[Requirement] Copy the listing below in full and skip every picture.

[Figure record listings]
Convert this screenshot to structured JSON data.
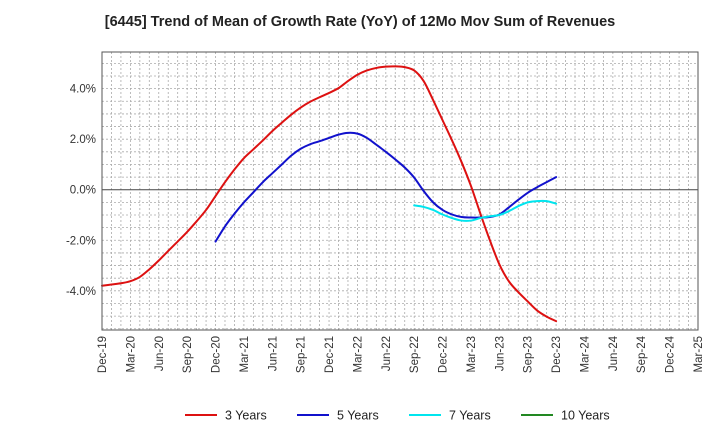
{
  "chart_data": {
    "type": "line",
    "title": "[6445]  Trend of Mean of Growth Rate (YoY) of 12Mo Mov Sum of Revenues",
    "xlabel": "",
    "ylabel": "",
    "x_ticks": [
      "Dec-19",
      "Mar-20",
      "Jun-20",
      "Sep-20",
      "Dec-20",
      "Mar-21",
      "Jun-21",
      "Sep-21",
      "Dec-21",
      "Mar-22",
      "Jun-22",
      "Sep-22",
      "Dec-22",
      "Mar-23",
      "Jun-23",
      "Sep-23",
      "Dec-23",
      "Mar-24",
      "Jun-24",
      "Sep-24",
      "Dec-24",
      "Mar-25"
    ],
    "y_ticks": [
      -4.0,
      -2.0,
      0.0,
      2.0,
      4.0
    ],
    "y_tick_labels": [
      "-4.0%",
      "-2.0%",
      "0.0%",
      "2.0%",
      "4.0%"
    ],
    "ylim": [
      -5.55,
      5.45
    ],
    "grid": true,
    "legend_position": "bottom",
    "series": [
      {
        "name": "3 Years",
        "color": "#dd1111",
        "points": [
          [
            0,
            -3.8
          ],
          [
            1,
            -3.75
          ],
          [
            2,
            -3.7
          ],
          [
            3,
            -3.62
          ],
          [
            4,
            -3.45
          ],
          [
            5,
            -3.15
          ],
          [
            6,
            -2.8
          ],
          [
            7,
            -2.42
          ],
          [
            8,
            -2.05
          ],
          [
            9,
            -1.67
          ],
          [
            10,
            -1.25
          ],
          [
            11,
            -0.8
          ],
          [
            12,
            -0.25
          ],
          [
            13,
            0.3
          ],
          [
            14,
            0.8
          ],
          [
            15,
            1.25
          ],
          [
            16,
            1.6
          ],
          [
            17,
            1.95
          ],
          [
            18,
            2.32
          ],
          [
            19,
            2.65
          ],
          [
            20,
            2.97
          ],
          [
            21,
            3.25
          ],
          [
            22,
            3.48
          ],
          [
            23,
            3.66
          ],
          [
            24,
            3.83
          ],
          [
            25,
            4.02
          ],
          [
            26,
            4.3
          ],
          [
            27,
            4.55
          ],
          [
            28,
            4.72
          ],
          [
            29,
            4.82
          ],
          [
            30,
            4.87
          ],
          [
            31,
            4.88
          ],
          [
            32,
            4.85
          ],
          [
            33,
            4.72
          ],
          [
            34,
            4.3
          ],
          [
            35,
            3.55
          ],
          [
            36,
            2.75
          ],
          [
            37,
            1.95
          ],
          [
            38,
            1.1
          ],
          [
            39,
            0.15
          ],
          [
            40,
            -0.95
          ],
          [
            41,
            -2.0
          ],
          [
            42,
            -2.95
          ],
          [
            43,
            -3.62
          ],
          [
            44,
            -4.05
          ],
          [
            45,
            -4.42
          ],
          [
            46,
            -4.78
          ],
          [
            47,
            -5.02
          ],
          [
            48,
            -5.2
          ]
        ]
      },
      {
        "name": "5 Years",
        "color": "#1111cc",
        "points": [
          [
            12,
            -2.05
          ],
          [
            13,
            -1.45
          ],
          [
            14,
            -0.95
          ],
          [
            15,
            -0.5
          ],
          [
            16,
            -0.1
          ],
          [
            17,
            0.3
          ],
          [
            18,
            0.65
          ],
          [
            19,
            1.0
          ],
          [
            20,
            1.35
          ],
          [
            21,
            1.62
          ],
          [
            22,
            1.8
          ],
          [
            23,
            1.92
          ],
          [
            24,
            2.05
          ],
          [
            25,
            2.18
          ],
          [
            26,
            2.25
          ],
          [
            27,
            2.22
          ],
          [
            28,
            2.05
          ],
          [
            29,
            1.78
          ],
          [
            30,
            1.5
          ],
          [
            31,
            1.2
          ],
          [
            32,
            0.88
          ],
          [
            33,
            0.48
          ],
          [
            34,
            -0.05
          ],
          [
            35,
            -0.5
          ],
          [
            36,
            -0.8
          ],
          [
            37,
            -0.98
          ],
          [
            38,
            -1.08
          ],
          [
            39,
            -1.1
          ],
          [
            40,
            -1.1
          ],
          [
            41,
            -1.08
          ],
          [
            42,
            -0.98
          ],
          [
            43,
            -0.7
          ],
          [
            44,
            -0.4
          ],
          [
            45,
            -0.12
          ],
          [
            46,
            0.1
          ],
          [
            47,
            0.3
          ],
          [
            48,
            0.5
          ]
        ]
      },
      {
        "name": "7 Years",
        "color": "#00e5ee",
        "points": [
          [
            33,
            -0.62
          ],
          [
            34,
            -0.68
          ],
          [
            35,
            -0.8
          ],
          [
            36,
            -0.98
          ],
          [
            37,
            -1.12
          ],
          [
            38,
            -1.22
          ],
          [
            39,
            -1.22
          ],
          [
            40,
            -1.12
          ],
          [
            41,
            -1.05
          ],
          [
            42,
            -1.0
          ],
          [
            43,
            -0.85
          ],
          [
            44,
            -0.65
          ],
          [
            45,
            -0.5
          ],
          [
            46,
            -0.45
          ],
          [
            47,
            -0.45
          ],
          [
            48,
            -0.55
          ]
        ]
      },
      {
        "name": "10 Years",
        "color": "#228822",
        "points": []
      }
    ]
  }
}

[Final result]
Convert this screenshot to structured JSON data.
{
  "chart_data": {
    "type": "line",
    "title": "[6445]  Trend of Mean of Growth Rate (YoY) of 12Mo Mov Sum of Revenues",
    "xlabel": "",
    "ylabel": "",
    "x_ticks": [
      "Dec-19",
      "Mar-20",
      "Jun-20",
      "Sep-20",
      "Dec-20",
      "Mar-21",
      "Jun-21",
      "Sep-21",
      "Dec-21",
      "Mar-22",
      "Jun-22",
      "Sep-22",
      "Dec-22",
      "Mar-23",
      "Jun-23",
      "Sep-23",
      "Dec-23",
      "Mar-24",
      "Jun-24",
      "Sep-24",
      "Dec-24",
      "Mar-25"
    ],
    "y_ticks": [
      -4.0,
      -2.0,
      0.0,
      2.0,
      4.0
    ],
    "y_tick_labels": [
      "-4.0%",
      "-2.0%",
      "0.0%",
      "2.0%",
      "4.0%"
    ],
    "ylim": [
      -5.55,
      5.45
    ],
    "grid": true,
    "legend_position": "bottom",
    "series": [
      {
        "name": "3 Years",
        "color": "#dd1111",
        "points": [
          [
            0,
            -3.8
          ],
          [
            1,
            -3.75
          ],
          [
            2,
            -3.7
          ],
          [
            3,
            -3.62
          ],
          [
            4,
            -3.45
          ],
          [
            5,
            -3.15
          ],
          [
            6,
            -2.8
          ],
          [
            7,
            -2.42
          ],
          [
            8,
            -2.05
          ],
          [
            9,
            -1.67
          ],
          [
            10,
            -1.25
          ],
          [
            11,
            -0.8
          ],
          [
            12,
            -0.25
          ],
          [
            13,
            0.3
          ],
          [
            14,
            0.8
          ],
          [
            15,
            1.25
          ],
          [
            16,
            1.6
          ],
          [
            17,
            1.95
          ],
          [
            18,
            2.32
          ],
          [
            19,
            2.65
          ],
          [
            20,
            2.97
          ],
          [
            21,
            3.25
          ],
          [
            22,
            3.48
          ],
          [
            23,
            3.66
          ],
          [
            24,
            3.83
          ],
          [
            25,
            4.02
          ],
          [
            26,
            4.3
          ],
          [
            27,
            4.55
          ],
          [
            28,
            4.72
          ],
          [
            29,
            4.82
          ],
          [
            30,
            4.87
          ],
          [
            31,
            4.88
          ],
          [
            32,
            4.85
          ],
          [
            33,
            4.72
          ],
          [
            34,
            4.3
          ],
          [
            35,
            3.55
          ],
          [
            36,
            2.75
          ],
          [
            37,
            1.95
          ],
          [
            38,
            1.1
          ],
          [
            39,
            0.15
          ],
          [
            40,
            -0.95
          ],
          [
            41,
            -2.0
          ],
          [
            42,
            -2.95
          ],
          [
            43,
            -3.62
          ],
          [
            44,
            -4.05
          ],
          [
            45,
            -4.42
          ],
          [
            46,
            -4.78
          ],
          [
            47,
            -5.02
          ],
          [
            48,
            -5.2
          ]
        ]
      },
      {
        "name": "5 Years",
        "color": "#1111cc",
        "points": [
          [
            12,
            -2.05
          ],
          [
            13,
            -1.45
          ],
          [
            14,
            -0.95
          ],
          [
            15,
            -0.5
          ],
          [
            16,
            -0.1
          ],
          [
            17,
            0.3
          ],
          [
            18,
            0.65
          ],
          [
            19,
            1.0
          ],
          [
            20,
            1.35
          ],
          [
            21,
            1.62
          ],
          [
            22,
            1.8
          ],
          [
            23,
            1.92
          ],
          [
            24,
            2.05
          ],
          [
            25,
            2.18
          ],
          [
            26,
            2.25
          ],
          [
            27,
            2.22
          ],
          [
            28,
            2.05
          ],
          [
            29,
            1.78
          ],
          [
            30,
            1.5
          ],
          [
            31,
            1.2
          ],
          [
            32,
            0.88
          ],
          [
            33,
            0.48
          ],
          [
            34,
            -0.05
          ],
          [
            35,
            -0.5
          ],
          [
            36,
            -0.8
          ],
          [
            37,
            -0.98
          ],
          [
            38,
            -1.08
          ],
          [
            39,
            -1.1
          ],
          [
            40,
            -1.1
          ],
          [
            41,
            -1.08
          ],
          [
            42,
            -0.98
          ],
          [
            43,
            -0.7
          ],
          [
            44,
            -0.4
          ],
          [
            45,
            -0.12
          ],
          [
            46,
            0.1
          ],
          [
            47,
            0.3
          ],
          [
            48,
            0.5
          ]
        ]
      },
      {
        "name": "7 Years",
        "color": "#00e5ee",
        "points": [
          [
            33,
            -0.62
          ],
          [
            34,
            -0.68
          ],
          [
            35,
            -0.8
          ],
          [
            36,
            -0.98
          ],
          [
            37,
            -1.12
          ],
          [
            38,
            -1.22
          ],
          [
            39,
            -1.22
          ],
          [
            40,
            -1.12
          ],
          [
            41,
            -1.05
          ],
          [
            42,
            -1.0
          ],
          [
            43,
            -0.85
          ],
          [
            44,
            -0.65
          ],
          [
            45,
            -0.5
          ],
          [
            46,
            -0.45
          ],
          [
            47,
            -0.45
          ],
          [
            48,
            -0.55
          ]
        ]
      },
      {
        "name": "10 Years",
        "color": "#228822",
        "points": []
      }
    ]
  }
}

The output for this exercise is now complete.